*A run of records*
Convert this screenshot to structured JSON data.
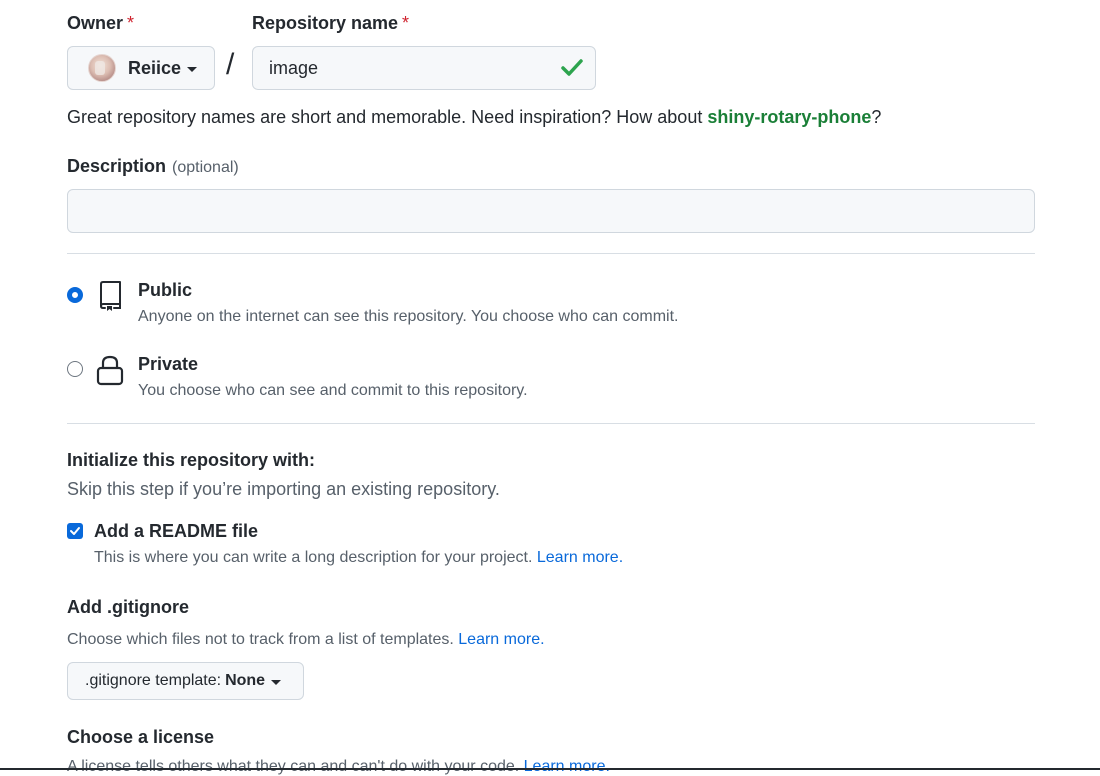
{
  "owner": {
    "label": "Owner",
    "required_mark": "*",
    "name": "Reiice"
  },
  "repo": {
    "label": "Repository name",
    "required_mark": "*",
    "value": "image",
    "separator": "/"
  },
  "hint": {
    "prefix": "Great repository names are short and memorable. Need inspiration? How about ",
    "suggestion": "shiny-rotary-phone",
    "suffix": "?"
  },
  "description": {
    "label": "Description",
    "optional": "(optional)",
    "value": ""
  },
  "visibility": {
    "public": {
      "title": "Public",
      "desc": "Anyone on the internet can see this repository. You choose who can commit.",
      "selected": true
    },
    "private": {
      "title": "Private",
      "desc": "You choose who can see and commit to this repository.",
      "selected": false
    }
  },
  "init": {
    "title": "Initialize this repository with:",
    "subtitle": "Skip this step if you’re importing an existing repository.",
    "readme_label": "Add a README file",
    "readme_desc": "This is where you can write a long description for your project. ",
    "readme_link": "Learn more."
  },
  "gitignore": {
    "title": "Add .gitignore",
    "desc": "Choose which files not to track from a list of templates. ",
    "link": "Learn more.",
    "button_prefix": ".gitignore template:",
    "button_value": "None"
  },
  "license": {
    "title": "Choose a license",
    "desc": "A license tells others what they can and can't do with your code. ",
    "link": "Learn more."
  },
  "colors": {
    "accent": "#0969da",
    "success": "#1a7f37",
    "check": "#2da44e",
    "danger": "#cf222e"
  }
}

*DIRECTIONS*
Ignore the images and quote every line of the listing exactly.

*RESPONSE TO THIS EXERCISE*
Convert this screenshot to structured JSON data.
{
  "owner": {
    "label": "Owner",
    "required_mark": "*",
    "name": "Reiice"
  },
  "repo": {
    "label": "Repository name",
    "required_mark": "*",
    "value": "image",
    "separator": "/"
  },
  "hint": {
    "prefix": "Great repository names are short and memorable. Need inspiration? How about ",
    "suggestion": "shiny-rotary-phone",
    "suffix": "?"
  },
  "description": {
    "label": "Description",
    "optional": "(optional)",
    "value": ""
  },
  "visibility": {
    "public": {
      "title": "Public",
      "desc": "Anyone on the internet can see this repository. You choose who can commit.",
      "selected": true
    },
    "private": {
      "title": "Private",
      "desc": "You choose who can see and commit to this repository.",
      "selected": false
    }
  },
  "init": {
    "title": "Initialize this repository with:",
    "subtitle": "Skip this step if you’re importing an existing repository.",
    "readme_label": "Add a README file",
    "readme_desc": "This is where you can write a long description for your project. ",
    "readme_link": "Learn more."
  },
  "gitignore": {
    "title": "Add .gitignore",
    "desc": "Choose which files not to track from a list of templates. ",
    "link": "Learn more.",
    "button_prefix": ".gitignore template:",
    "button_value": "None"
  },
  "license": {
    "title": "Choose a license",
    "desc": "A license tells others what they can and can't do with your code. ",
    "link": "Learn more."
  },
  "colors": {
    "accent": "#0969da",
    "success": "#1a7f37",
    "check": "#2da44e",
    "danger": "#cf222e"
  }
}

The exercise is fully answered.